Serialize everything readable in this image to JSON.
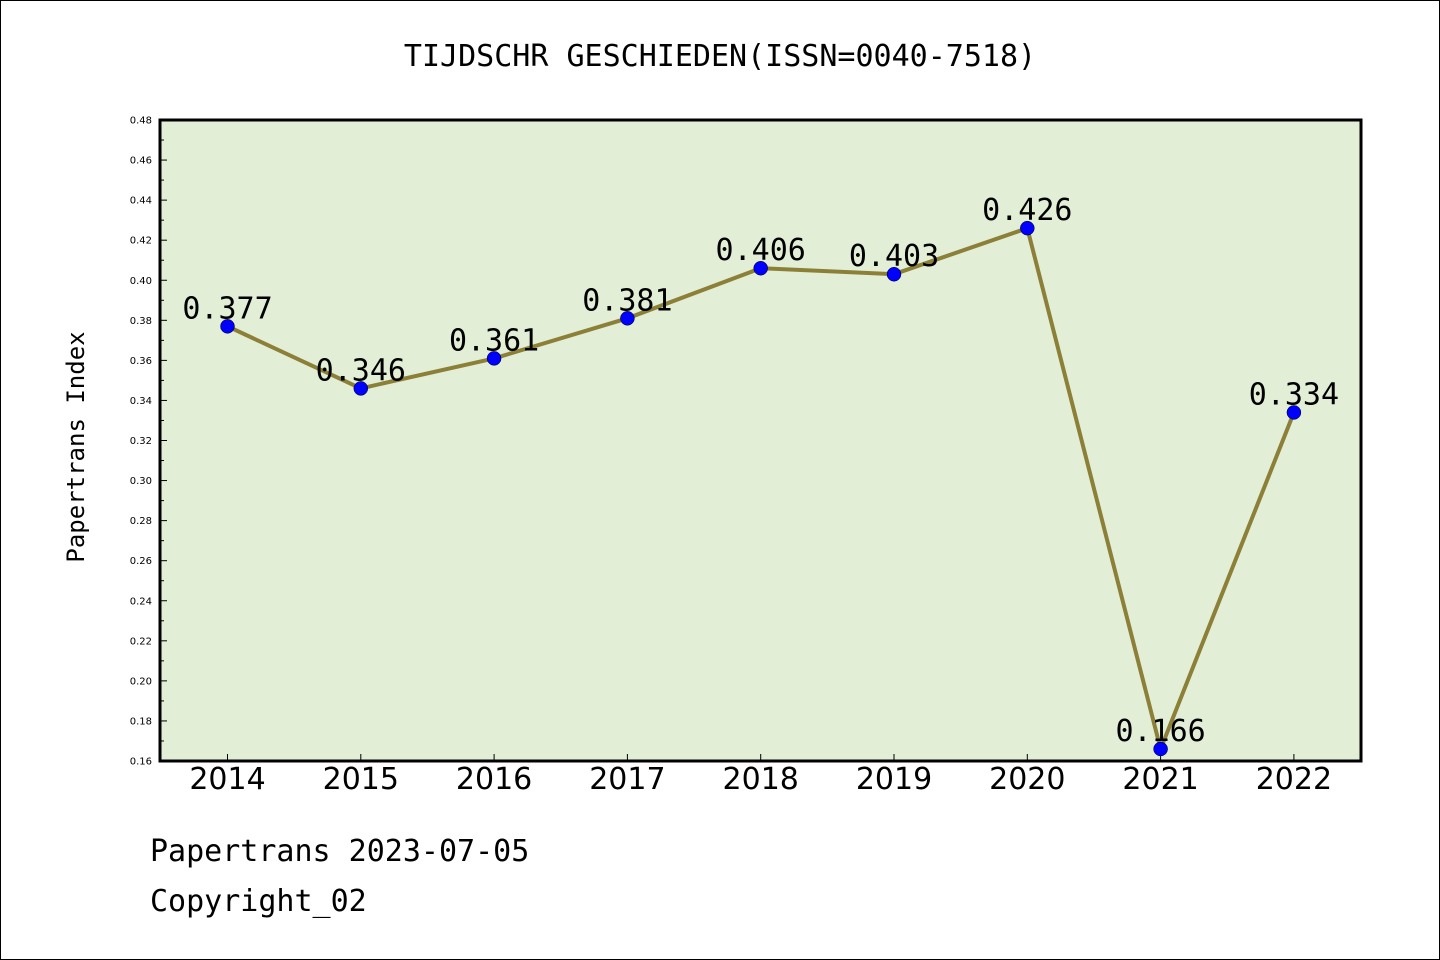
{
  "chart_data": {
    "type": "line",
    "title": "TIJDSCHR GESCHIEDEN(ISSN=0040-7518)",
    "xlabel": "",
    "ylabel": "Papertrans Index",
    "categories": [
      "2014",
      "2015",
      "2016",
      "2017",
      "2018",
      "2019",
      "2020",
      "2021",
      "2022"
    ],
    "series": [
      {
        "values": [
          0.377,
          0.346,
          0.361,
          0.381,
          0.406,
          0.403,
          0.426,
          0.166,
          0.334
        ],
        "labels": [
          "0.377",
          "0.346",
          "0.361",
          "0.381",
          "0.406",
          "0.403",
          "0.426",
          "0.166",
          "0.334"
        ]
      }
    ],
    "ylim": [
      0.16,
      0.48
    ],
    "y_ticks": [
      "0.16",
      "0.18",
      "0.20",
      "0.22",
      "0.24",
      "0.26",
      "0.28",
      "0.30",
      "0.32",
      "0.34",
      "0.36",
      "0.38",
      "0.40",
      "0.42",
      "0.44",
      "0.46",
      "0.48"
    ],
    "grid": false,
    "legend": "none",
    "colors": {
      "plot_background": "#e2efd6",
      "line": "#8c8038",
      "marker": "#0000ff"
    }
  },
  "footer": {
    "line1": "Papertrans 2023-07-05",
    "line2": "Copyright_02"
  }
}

══════════

Show all lines from the listing above in which "Papertrans" appears.

> **Finished task**
    "ylabel": "Papertrans Index",
    "line1": "Papertrans 2023-07-05",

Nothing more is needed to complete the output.